> **Data entries**:
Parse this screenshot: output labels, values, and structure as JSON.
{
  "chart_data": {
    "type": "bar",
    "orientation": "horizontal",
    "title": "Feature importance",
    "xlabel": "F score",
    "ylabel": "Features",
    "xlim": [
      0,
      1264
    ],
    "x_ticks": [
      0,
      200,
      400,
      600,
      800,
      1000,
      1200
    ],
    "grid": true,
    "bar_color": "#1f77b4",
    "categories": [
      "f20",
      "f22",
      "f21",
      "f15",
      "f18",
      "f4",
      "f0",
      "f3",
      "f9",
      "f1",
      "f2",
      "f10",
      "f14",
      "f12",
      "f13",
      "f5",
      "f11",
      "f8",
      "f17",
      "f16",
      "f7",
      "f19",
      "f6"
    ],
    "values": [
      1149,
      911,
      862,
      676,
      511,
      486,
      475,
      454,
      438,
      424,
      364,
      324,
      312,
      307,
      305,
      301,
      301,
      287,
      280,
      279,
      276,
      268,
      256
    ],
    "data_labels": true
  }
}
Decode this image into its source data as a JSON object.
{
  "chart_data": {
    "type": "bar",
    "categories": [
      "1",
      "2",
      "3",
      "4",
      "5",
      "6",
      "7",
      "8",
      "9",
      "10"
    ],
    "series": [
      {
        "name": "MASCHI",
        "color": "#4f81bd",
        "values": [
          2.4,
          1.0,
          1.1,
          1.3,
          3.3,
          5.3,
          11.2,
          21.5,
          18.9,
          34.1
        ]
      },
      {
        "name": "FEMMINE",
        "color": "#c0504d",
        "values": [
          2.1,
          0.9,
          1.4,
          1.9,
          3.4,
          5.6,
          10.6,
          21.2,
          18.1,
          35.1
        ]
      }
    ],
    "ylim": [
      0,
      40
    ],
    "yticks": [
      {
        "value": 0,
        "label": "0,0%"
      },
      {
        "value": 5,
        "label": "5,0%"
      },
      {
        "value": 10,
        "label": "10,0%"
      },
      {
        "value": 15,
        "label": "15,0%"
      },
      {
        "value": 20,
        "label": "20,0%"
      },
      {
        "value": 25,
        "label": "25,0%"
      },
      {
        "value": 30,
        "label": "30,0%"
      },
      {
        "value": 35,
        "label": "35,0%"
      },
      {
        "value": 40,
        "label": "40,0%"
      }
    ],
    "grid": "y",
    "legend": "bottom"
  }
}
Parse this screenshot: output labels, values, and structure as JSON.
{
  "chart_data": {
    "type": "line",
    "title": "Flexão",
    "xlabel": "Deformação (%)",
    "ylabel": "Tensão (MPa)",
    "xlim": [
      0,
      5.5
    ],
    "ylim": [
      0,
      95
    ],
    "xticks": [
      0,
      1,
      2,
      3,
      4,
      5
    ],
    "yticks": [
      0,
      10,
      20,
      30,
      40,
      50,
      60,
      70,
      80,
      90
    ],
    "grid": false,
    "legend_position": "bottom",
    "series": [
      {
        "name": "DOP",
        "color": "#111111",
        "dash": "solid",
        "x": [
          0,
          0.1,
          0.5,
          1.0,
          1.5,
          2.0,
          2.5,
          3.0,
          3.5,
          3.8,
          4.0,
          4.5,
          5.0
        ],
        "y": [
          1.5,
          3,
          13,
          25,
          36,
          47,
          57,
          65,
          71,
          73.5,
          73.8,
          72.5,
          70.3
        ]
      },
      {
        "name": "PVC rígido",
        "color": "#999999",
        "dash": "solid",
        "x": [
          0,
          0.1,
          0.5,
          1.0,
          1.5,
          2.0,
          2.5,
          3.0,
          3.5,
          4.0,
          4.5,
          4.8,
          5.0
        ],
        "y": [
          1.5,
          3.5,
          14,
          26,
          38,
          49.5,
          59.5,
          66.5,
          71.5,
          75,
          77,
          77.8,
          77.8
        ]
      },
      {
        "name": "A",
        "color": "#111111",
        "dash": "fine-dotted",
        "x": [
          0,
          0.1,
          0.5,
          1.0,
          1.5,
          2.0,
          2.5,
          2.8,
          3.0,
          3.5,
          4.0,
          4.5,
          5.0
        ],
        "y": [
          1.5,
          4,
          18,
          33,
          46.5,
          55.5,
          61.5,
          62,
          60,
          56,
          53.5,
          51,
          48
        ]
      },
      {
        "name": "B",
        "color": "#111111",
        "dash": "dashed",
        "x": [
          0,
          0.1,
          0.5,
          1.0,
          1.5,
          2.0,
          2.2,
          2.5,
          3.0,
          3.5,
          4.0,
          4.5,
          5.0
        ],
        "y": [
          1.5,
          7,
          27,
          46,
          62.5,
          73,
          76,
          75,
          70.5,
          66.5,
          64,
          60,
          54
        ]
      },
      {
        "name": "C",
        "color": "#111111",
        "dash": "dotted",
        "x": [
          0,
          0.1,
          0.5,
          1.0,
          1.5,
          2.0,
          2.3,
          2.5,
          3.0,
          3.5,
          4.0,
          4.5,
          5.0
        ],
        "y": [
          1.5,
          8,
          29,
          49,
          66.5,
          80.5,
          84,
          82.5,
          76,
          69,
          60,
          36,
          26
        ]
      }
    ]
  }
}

> **Problem**:
Transcribe each entry precisely, missing none.

> **Answer to this task**:
Parse this screenshot: output labels, values, and structure as JSON.
{
  "chart_data": {
    "type": "bar",
    "orientation": "horizontal",
    "title": "Feature importance",
    "xlabel": "F score",
    "ylabel": "Features",
    "xlim": [
      0,
      1264
    ],
    "x_ticks": [
      0,
      200,
      400,
      600,
      800,
      1000,
      1200
    ],
    "grid": true,
    "bar_color": "#1f77b4",
    "categories": [
      "f20",
      "f22",
      "f21",
      "f15",
      "f18",
      "f4",
      "f0",
      "f3",
      "f9",
      "f1",
      "f2",
      "f10",
      "f14",
      "f12",
      "f13",
      "f5",
      "f11",
      "f8",
      "f17",
      "f16",
      "f7",
      "f19",
      "f6"
    ],
    "values": [
      1149,
      911,
      862,
      676,
      511,
      486,
      475,
      454,
      438,
      424,
      364,
      324,
      312,
      307,
      305,
      301,
      301,
      287,
      280,
      279,
      276,
      268,
      256
    ],
    "data_labels": true
  }
}
Decode this image into its source data as a JSON object.
{
  "chart_data": {
    "type": "bar",
    "categories": [
      "1",
      "2",
      "3",
      "4",
      "5",
      "6",
      "7",
      "8",
      "9",
      "10"
    ],
    "series": [
      {
        "name": "MASCHI",
        "color": "#4f81bd",
        "values": [
          2.4,
          1.0,
          1.1,
          1.3,
          3.3,
          5.3,
          11.2,
          21.5,
          18.9,
          34.1
        ]
      },
      {
        "name": "FEMMINE",
        "color": "#c0504d",
        "values": [
          2.1,
          0.9,
          1.4,
          1.9,
          3.4,
          5.6,
          10.6,
          21.2,
          18.1,
          35.1
        ]
      }
    ],
    "ylim": [
      0,
      40
    ],
    "yticks": [
      {
        "value": 0,
        "label": "0,0%"
      },
      {
        "value": 5,
        "label": "5,0%"
      },
      {
        "value": 10,
        "label": "10,0%"
      },
      {
        "value": 15,
        "label": "15,0%"
      },
      {
        "value": 20,
        "label": "20,0%"
      },
      {
        "value": 25,
        "label": "25,0%"
      },
      {
        "value": 30,
        "label": "30,0%"
      },
      {
        "value": 35,
        "label": "35,0%"
      },
      {
        "value": 40,
        "label": "40,0%"
      }
    ],
    "grid": "y",
    "legend": "bottom"
  }
}
Parse this screenshot: output labels, values, and structure as JSON.
{
  "chart_data": {
    "type": "line",
    "title": "Flexão",
    "xlabel": "Deformação (%)",
    "ylabel": "Tensão (MPa)",
    "xlim": [
      0,
      5.5
    ],
    "ylim": [
      0,
      95
    ],
    "xticks": [
      0,
      1,
      2,
      3,
      4,
      5
    ],
    "yticks": [
      0,
      10,
      20,
      30,
      40,
      50,
      60,
      70,
      80,
      90
    ],
    "grid": false,
    "legend_position": "bottom",
    "series": [
      {
        "name": "DOP",
        "color": "#111111",
        "dash": "solid",
        "x": [
          0,
          0.1,
          0.5,
          1.0,
          1.5,
          2.0,
          2.5,
          3.0,
          3.5,
          3.8,
          4.0,
          4.5,
          5.0
        ],
        "y": [
          1.5,
          3,
          13,
          25,
          36,
          47,
          57,
          65,
          71,
          73.5,
          73.8,
          72.5,
          70.3
        ]
      },
      {
        "name": "PVC rígido",
        "color": "#999999",
        "dash": "solid",
        "x": [
          0,
          0.1,
          0.5,
          1.0,
          1.5,
          2.0,
          2.5,
          3.0,
          3.5,
          4.0,
          4.5,
          4.8,
          5.0
        ],
        "y": [
          1.5,
          3.5,
          14,
          26,
          38,
          49.5,
          59.5,
          66.5,
          71.5,
          75,
          77,
          77.8,
          77.8
        ]
      },
      {
        "name": "A",
        "color": "#111111",
        "dash": "fine-dotted",
        "x": [
          0,
          0.1,
          0.5,
          1.0,
          1.5,
          2.0,
          2.5,
          2.8,
          3.0,
          3.5,
          4.0,
          4.5,
          5.0
        ],
        "y": [
          1.5,
          4,
          18,
          33,
          46.5,
          55.5,
          61.5,
          62,
          60,
          56,
          53.5,
          51,
          48
        ]
      },
      {
        "name": "B",
        "color": "#111111",
        "dash": "dashed",
        "x": [
          0,
          0.1,
          0.5,
          1.0,
          1.5,
          2.0,
          2.2,
          2.5,
          3.0,
          3.5,
          4.0,
          4.5,
          5.0
        ],
        "y": [
          1.5,
          7,
          27,
          46,
          62.5,
          73,
          76,
          75,
          70.5,
          66.5,
          64,
          60,
          54
        ]
      },
      {
        "name": "C",
        "color": "#111111",
        "dash": "dotted",
        "x": [
          0,
          0.1,
          0.5,
          1.0,
          1.5,
          2.0,
          2.3,
          2.5,
          3.0,
          3.5,
          4.0,
          4.5,
          5.0
        ],
        "y": [
          1.5,
          8,
          29,
          49,
          66.5,
          80.5,
          84,
          82.5,
          76,
          69,
          60,
          36,
          26
        ]
      }
    ]
  }
}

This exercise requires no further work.